> TASK DETAILS: Give every line of the listing as a Markdown table with the columns "Row" and "Line". Put the row number in "Row" and the text of the line in "Line", and leave out blank lines.

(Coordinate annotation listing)
━━━━━━━━━━━━━━━━
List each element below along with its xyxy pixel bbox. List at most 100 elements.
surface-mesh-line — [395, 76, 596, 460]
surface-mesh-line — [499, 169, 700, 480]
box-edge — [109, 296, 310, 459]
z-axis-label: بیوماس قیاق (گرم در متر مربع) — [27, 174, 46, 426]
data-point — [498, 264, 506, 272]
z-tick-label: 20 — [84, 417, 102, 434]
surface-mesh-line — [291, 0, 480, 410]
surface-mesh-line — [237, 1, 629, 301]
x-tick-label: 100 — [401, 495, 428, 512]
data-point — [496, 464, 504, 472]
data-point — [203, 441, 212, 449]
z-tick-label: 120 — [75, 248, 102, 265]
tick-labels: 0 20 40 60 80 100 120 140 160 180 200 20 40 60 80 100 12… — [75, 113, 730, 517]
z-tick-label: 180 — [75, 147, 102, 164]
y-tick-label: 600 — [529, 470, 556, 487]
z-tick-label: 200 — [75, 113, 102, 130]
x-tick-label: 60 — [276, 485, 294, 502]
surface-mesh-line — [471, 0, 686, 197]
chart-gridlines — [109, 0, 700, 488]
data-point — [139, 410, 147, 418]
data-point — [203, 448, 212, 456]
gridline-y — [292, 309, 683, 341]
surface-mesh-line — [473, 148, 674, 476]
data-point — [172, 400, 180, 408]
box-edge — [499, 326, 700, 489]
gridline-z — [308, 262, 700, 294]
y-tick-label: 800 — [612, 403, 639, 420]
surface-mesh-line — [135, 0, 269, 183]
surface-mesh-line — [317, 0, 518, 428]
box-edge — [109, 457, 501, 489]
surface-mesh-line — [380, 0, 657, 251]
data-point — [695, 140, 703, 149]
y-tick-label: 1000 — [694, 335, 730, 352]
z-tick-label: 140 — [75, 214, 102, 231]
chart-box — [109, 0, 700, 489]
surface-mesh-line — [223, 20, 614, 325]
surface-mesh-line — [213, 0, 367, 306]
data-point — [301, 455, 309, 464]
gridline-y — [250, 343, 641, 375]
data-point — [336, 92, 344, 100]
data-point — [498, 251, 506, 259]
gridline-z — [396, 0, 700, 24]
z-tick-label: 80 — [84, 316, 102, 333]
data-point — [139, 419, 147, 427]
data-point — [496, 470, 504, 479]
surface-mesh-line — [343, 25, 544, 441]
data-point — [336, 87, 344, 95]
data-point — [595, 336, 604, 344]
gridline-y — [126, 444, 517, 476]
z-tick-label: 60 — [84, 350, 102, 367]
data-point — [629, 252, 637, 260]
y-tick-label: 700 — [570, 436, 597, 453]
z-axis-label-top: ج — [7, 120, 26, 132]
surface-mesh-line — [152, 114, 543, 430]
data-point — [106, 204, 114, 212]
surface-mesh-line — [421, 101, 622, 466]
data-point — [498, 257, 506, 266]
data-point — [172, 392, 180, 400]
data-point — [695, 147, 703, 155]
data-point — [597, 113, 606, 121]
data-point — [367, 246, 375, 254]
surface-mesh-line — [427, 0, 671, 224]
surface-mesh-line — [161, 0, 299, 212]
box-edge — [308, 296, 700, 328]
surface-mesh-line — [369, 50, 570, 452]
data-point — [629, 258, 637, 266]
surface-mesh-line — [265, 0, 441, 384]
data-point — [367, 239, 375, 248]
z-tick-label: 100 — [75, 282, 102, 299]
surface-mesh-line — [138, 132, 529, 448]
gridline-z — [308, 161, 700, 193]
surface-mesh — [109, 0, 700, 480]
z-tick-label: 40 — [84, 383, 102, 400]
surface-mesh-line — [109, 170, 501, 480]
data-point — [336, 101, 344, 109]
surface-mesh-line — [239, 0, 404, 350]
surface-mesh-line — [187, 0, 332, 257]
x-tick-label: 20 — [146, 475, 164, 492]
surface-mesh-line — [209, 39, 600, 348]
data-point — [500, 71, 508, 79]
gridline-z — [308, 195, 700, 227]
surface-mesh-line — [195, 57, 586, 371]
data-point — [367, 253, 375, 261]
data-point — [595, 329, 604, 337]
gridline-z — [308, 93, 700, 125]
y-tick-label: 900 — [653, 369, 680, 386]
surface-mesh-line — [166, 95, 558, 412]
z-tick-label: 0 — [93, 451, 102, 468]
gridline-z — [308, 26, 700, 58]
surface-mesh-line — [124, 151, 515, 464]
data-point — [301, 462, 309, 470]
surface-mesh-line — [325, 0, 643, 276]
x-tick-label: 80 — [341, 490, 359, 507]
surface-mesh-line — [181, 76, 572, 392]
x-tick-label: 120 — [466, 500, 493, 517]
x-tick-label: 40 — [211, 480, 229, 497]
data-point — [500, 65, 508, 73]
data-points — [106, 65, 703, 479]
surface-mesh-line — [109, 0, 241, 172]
━━━━━━━━━━━━━━━━
> RESULT OF THE EXERCISE:
| Row | Line |
|---|---|
| 1 | List each element below along with its xyxy pixel bbox. List at most 100 elements. |
| 2 | surface-mesh-line — [395, 76, 596, 460] |
| 3 | surface-mesh-line — [499, 169, 700, 480] |
| 4 | box-edge — [109, 296, 310, 459] |
| 5 | z-axis-label: بیوماس قیاق (گرم در متر مربع) — [27, 174, 46, 426] |
| 6 | data-point — [498, 264, 506, 272] |
| 7 | z-tick-label: 20 — [84, 417, 102, 434] |
| 8 | surface-mesh-line — [291, 0, 480, 410] |
| 9 | surface-mesh-line — [237, 1, 629, 301] |
| 10 | x-tick-label: 100 — [401, 495, 428, 512] |
| 11 | data-point — [496, 464, 504, 472] |
| 12 | data-point — [203, 441, 212, 449] |
| 13 | z-tick-label: 120 — [75, 248, 102, 265] |
| 14 | tick-labels: 0 20 40 60 80 100 120 140 160 180 200 20 40 60 80 100 12… — [75, 113, 730, 517] |
| 15 | z-tick-label: 180 — [75, 147, 102, 164] |
| 16 | y-tick-label: 600 — [529, 470, 556, 487] |
| 17 | z-tick-label: 200 — [75, 113, 102, 130] |
| 18 | x-tick-label: 60 — [276, 485, 294, 502] |
| 19 | surface-mesh-line — [471, 0, 686, 197] |
| 20 | chart-gridlines — [109, 0, 700, 488] |
| 21 | data-point — [139, 410, 147, 418] |
| 22 | data-point — [203, 448, 212, 456] |
| 23 | gridline-y — [292, 309, 683, 341] |
| 24 | surface-mesh-line — [473, 148, 674, 476] |
| 25 | data-point — [172, 400, 180, 408] |
| 26 | box-edge — [499, 326, 700, 489] |
| 27 | gridline-z — [308, 262, 700, 294] |
| 28 | y-tick-label: 800 — [612, 403, 639, 420] |
| 29 | surface-mesh-line — [135, 0, 269, 183] |
| 30 | surface-mesh-line — [317, 0, 518, 428] |
| 31 | box-edge — [109, 457, 501, 489] |
| 32 | surface-mesh-line — [380, 0, 657, 251] |
| 33 | data-point — [695, 140, 703, 149] |
| 34 | y-tick-label: 1000 — [694, 335, 730, 352] |
| 35 | z-tick-label: 140 — [75, 214, 102, 231] |
| 36 | chart-box — [109, 0, 700, 489] |
| 37 | surface-mesh-line — [223, 20, 614, 325] |
| 38 | surface-mesh-line — [213, 0, 367, 306] |
| 39 | data-point — [301, 455, 309, 464] |
| 40 | gridline-y — [250, 343, 641, 375] |
| 41 | data-point — [336, 92, 344, 100] |
| 42 | data-point — [498, 251, 506, 259] |
| 43 | gridline-z — [396, 0, 700, 24] |
| 44 | z-tick-label: 80 — [84, 316, 102, 333] |
| 45 | data-point — [139, 419, 147, 427] |
| 46 | data-point — [496, 470, 504, 479] |
| 47 | surface-mesh-line — [343, 25, 544, 441] |
| 48 | data-point — [336, 87, 344, 95] |
| 49 | data-point — [595, 336, 604, 344] |
| 50 | gridline-y — [126, 444, 517, 476] |
| 51 | z-tick-label: 60 — [84, 350, 102, 367] |
| 52 | data-point — [629, 252, 637, 260] |
| 53 | y-tick-label: 700 — [570, 436, 597, 453] |
| 54 | z-axis-label-top: ج — [7, 120, 26, 132] |
| 55 | surface-mesh-line — [152, 114, 543, 430] |
| 56 | data-point — [106, 204, 114, 212] |
| 57 | surface-mesh-line — [421, 101, 622, 466] |
| 58 | data-point — [498, 257, 506, 266] |
| 59 | data-point — [172, 392, 180, 400] |
| 60 | data-point — [695, 147, 703, 155] |
| 61 | data-point — [597, 113, 606, 121] |
| 62 | data-point — [367, 246, 375, 254] |
| 63 | surface-mesh-line — [427, 0, 671, 224] |
| 64 | surface-mesh-line — [161, 0, 299, 212] |
| 65 | box-edge — [308, 296, 700, 328] |
| 66 | surface-mesh-line — [369, 50, 570, 452] |
| 67 | data-point — [629, 258, 637, 266] |
| 68 | surface-mesh-line — [265, 0, 441, 384] |
| 69 | data-point — [367, 239, 375, 248] |
| 70 | z-tick-label: 100 — [75, 282, 102, 299] |
| 71 | surface-mesh-line — [138, 132, 529, 448] |
| 72 | gridline-z — [308, 161, 700, 193] |
| 73 | surface-mesh — [109, 0, 700, 480] |
| 74 | z-tick-label: 40 — [84, 383, 102, 400] |
| 75 | surface-mesh-line — [109, 170, 501, 480] |
| 76 | data-point — [336, 101, 344, 109] |
| 77 | surface-mesh-line — [239, 0, 404, 350] |
| 78 | surface-mesh-line — [187, 0, 332, 257] |
| 79 | x-tick-label: 20 — [146, 475, 164, 492] |
| 80 | surface-mesh-line — [209, 39, 600, 348] |
| 81 | data-point — [500, 71, 508, 79] |
| 82 | gridline-z — [308, 195, 700, 227] |
| 83 | surface-mesh-line — [195, 57, 586, 371] |
| 84 | data-point — [367, 253, 375, 261] |
| 85 | data-point — [595, 329, 604, 337] |
| 86 | gridline-z — [308, 93, 700, 125] |
| 87 | y-tick-label: 900 — [653, 369, 680, 386] |
| 88 | surface-mesh-line — [166, 95, 558, 412] |
| 89 | z-tick-label: 0 — [93, 451, 102, 468] |
| 90 | gridline-z — [308, 26, 700, 58] |
| 91 | surface-mesh-line — [124, 151, 515, 464] |
| 92 | data-point — [301, 462, 309, 470] |
| 93 | surface-mesh-line — [325, 0, 643, 276] |
| 94 | x-tick-label: 80 — [341, 490, 359, 507] |
| 95 | surface-mesh-line — [181, 76, 572, 392] |
| 96 | x-tick-label: 120 — [466, 500, 493, 517] |
| 97 | x-tick-label: 40 — [211, 480, 229, 497] |
| 98 | data-point — [500, 65, 508, 73] |
| 99 | data-points — [106, 65, 703, 479] |
| 100 | surface-mesh-line — [109, 0, 241, 172] |